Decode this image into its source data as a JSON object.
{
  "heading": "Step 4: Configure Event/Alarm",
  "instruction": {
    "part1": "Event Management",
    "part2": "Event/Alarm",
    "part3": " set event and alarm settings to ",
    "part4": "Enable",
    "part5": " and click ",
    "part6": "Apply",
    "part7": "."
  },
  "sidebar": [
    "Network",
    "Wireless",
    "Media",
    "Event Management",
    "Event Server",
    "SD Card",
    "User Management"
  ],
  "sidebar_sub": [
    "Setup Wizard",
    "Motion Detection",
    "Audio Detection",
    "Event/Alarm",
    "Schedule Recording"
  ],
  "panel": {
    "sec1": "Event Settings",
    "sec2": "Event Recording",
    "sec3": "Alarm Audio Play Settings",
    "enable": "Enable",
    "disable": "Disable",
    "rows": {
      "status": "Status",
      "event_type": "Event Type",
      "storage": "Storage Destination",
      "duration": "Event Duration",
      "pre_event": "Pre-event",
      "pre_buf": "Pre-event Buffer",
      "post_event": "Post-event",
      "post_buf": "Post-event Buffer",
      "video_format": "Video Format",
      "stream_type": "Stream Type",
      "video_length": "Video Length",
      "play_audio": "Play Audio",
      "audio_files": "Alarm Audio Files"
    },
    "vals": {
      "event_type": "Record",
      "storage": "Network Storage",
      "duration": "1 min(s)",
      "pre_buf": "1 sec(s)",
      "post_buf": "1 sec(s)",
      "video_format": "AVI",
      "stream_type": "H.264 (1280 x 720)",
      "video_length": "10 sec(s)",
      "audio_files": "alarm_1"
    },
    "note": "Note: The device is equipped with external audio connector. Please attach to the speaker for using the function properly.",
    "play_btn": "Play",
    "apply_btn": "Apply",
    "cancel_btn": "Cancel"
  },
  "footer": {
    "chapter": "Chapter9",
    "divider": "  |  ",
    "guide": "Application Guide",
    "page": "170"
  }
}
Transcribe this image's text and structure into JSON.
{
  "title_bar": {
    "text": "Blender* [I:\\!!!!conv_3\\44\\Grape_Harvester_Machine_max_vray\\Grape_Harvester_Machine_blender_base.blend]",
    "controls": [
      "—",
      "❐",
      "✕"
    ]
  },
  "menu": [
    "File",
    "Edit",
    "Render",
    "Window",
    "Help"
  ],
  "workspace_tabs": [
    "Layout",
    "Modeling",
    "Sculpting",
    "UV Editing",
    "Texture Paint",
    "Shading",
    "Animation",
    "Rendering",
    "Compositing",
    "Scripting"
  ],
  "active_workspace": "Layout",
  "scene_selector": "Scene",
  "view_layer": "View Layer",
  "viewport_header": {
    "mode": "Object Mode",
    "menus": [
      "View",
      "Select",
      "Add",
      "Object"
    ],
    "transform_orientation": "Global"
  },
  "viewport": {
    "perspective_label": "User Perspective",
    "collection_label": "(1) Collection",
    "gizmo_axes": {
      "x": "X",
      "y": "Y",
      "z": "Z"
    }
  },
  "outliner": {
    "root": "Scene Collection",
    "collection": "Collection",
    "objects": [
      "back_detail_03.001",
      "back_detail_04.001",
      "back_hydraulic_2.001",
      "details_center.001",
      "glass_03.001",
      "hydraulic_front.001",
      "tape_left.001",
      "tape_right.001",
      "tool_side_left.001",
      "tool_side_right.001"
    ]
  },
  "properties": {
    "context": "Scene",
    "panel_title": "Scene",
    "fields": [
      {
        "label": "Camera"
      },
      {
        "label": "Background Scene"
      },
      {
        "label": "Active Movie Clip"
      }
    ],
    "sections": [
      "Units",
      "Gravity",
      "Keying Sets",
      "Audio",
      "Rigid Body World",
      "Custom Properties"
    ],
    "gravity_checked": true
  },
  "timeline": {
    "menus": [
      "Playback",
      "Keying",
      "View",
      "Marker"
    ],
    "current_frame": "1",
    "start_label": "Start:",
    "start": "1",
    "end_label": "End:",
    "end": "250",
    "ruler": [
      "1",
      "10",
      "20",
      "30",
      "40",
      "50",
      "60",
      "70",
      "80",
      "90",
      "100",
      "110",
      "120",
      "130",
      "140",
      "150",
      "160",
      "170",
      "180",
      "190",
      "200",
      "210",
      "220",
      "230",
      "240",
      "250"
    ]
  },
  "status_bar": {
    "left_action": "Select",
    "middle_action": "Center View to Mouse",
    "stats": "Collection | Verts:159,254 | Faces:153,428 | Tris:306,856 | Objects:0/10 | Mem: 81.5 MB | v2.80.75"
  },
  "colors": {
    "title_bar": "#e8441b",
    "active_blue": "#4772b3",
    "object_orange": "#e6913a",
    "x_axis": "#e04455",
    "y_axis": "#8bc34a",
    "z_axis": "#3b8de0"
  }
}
::::
Copy each entry exactly, with nothing added or dropped.

◆ EXERCISE RESPONSE ◆
Decode this image into its source data as a JSON object.
{
  "heading": "Step 4: Configure Event/Alarm",
  "instruction": {
    "part1": "Event Management",
    "part2": "Event/Alarm",
    "part3": " set event and alarm settings to ",
    "part4": "Enable",
    "part5": " and click ",
    "part6": "Apply",
    "part7": "."
  },
  "sidebar": [
    "Network",
    "Wireless",
    "Media",
    "Event Management",
    "Event Server",
    "SD Card",
    "User Management"
  ],
  "sidebar_sub": [
    "Setup Wizard",
    "Motion Detection",
    "Audio Detection",
    "Event/Alarm",
    "Schedule Recording"
  ],
  "panel": {
    "sec1": "Event Settings",
    "sec2": "Event Recording",
    "sec3": "Alarm Audio Play Settings",
    "enable": "Enable",
    "disable": "Disable",
    "rows": {
      "status": "Status",
      "event_type": "Event Type",
      "storage": "Storage Destination",
      "duration": "Event Duration",
      "pre_event": "Pre-event",
      "pre_buf": "Pre-event Buffer",
      "post_event": "Post-event",
      "post_buf": "Post-event Buffer",
      "video_format": "Video Format",
      "stream_type": "Stream Type",
      "video_length": "Video Length",
      "play_audio": "Play Audio",
      "audio_files": "Alarm Audio Files"
    },
    "vals": {
      "event_type": "Record",
      "storage": "Network Storage",
      "duration": "1 min(s)",
      "pre_buf": "1 sec(s)",
      "post_buf": "1 sec(s)",
      "video_format": "AVI",
      "stream_type": "H.264 (1280 x 720)",
      "video_length": "10 sec(s)",
      "audio_files": "alarm_1"
    },
    "note": "Note: The device is equipped with external audio connector. Please attach to the speaker for using the function properly.",
    "play_btn": "Play",
    "apply_btn": "Apply",
    "cancel_btn": "Cancel"
  },
  "footer": {
    "chapter": "Chapter9",
    "divider": "  |  ",
    "guide": "Application Guide",
    "page": "170"
  }
}
Transcribe this image's text and structure into JSON.
{
  "title_bar": {
    "text": "Blender* [I:\\!!!!conv_3\\44\\Grape_Harvester_Machine_max_vray\\Grape_Harvester_Machine_blender_base.blend]",
    "controls": [
      "—",
      "❐",
      "✕"
    ]
  },
  "menu": [
    "File",
    "Edit",
    "Render",
    "Window",
    "Help"
  ],
  "workspace_tabs": [
    "Layout",
    "Modeling",
    "Sculpting",
    "UV Editing",
    "Texture Paint",
    "Shading",
    "Animation",
    "Rendering",
    "Compositing",
    "Scripting"
  ],
  "active_workspace": "Layout",
  "scene_selector": "Scene",
  "view_layer": "View Layer",
  "viewport_header": {
    "mode": "Object Mode",
    "menus": [
      "View",
      "Select",
      "Add",
      "Object"
    ],
    "transform_orientation": "Global"
  },
  "viewport": {
    "perspective_label": "User Perspective",
    "collection_label": "(1) Collection",
    "gizmo_axes": {
      "x": "X",
      "y": "Y",
      "z": "Z"
    }
  },
  "outliner": {
    "root": "Scene Collection",
    "collection": "Collection",
    "objects": [
      "back_detail_03.001",
      "back_detail_04.001",
      "back_hydraulic_2.001",
      "details_center.001",
      "glass_03.001",
      "hydraulic_front.001",
      "tape_left.001",
      "tape_right.001",
      "tool_side_left.001",
      "tool_side_right.001"
    ]
  },
  "properties": {
    "context": "Scene",
    "panel_title": "Scene",
    "fields": [
      {
        "label": "Camera"
      },
      {
        "label": "Background Scene"
      },
      {
        "label": "Active Movie Clip"
      }
    ],
    "sections": [
      "Units",
      "Gravity",
      "Keying Sets",
      "Audio",
      "Rigid Body World",
      "Custom Properties"
    ],
    "gravity_checked": true
  },
  "timeline": {
    "menus": [
      "Playback",
      "Keying",
      "View",
      "Marker"
    ],
    "current_frame": "1",
    "start_label": "Start:",
    "start": "1",
    "end_label": "End:",
    "end": "250",
    "ruler": [
      "1",
      "10",
      "20",
      "30",
      "40",
      "50",
      "60",
      "70",
      "80",
      "90",
      "100",
      "110",
      "120",
      "130",
      "140",
      "150",
      "160",
      "170",
      "180",
      "190",
      "200",
      "210",
      "220",
      "230",
      "240",
      "250"
    ]
  },
  "status_bar": {
    "left_action": "Select",
    "middle_action": "Center View to Mouse",
    "stats": "Collection | Verts:159,254 | Faces:153,428 | Tris:306,856 | Objects:0/10 | Mem: 81.5 MB | v2.80.75"
  },
  "colors": {
    "title_bar": "#e8441b",
    "active_blue": "#4772b3",
    "object_orange": "#e6913a",
    "x_axis": "#e04455",
    "y_axis": "#8bc34a",
    "z_axis": "#3b8de0"
  }
}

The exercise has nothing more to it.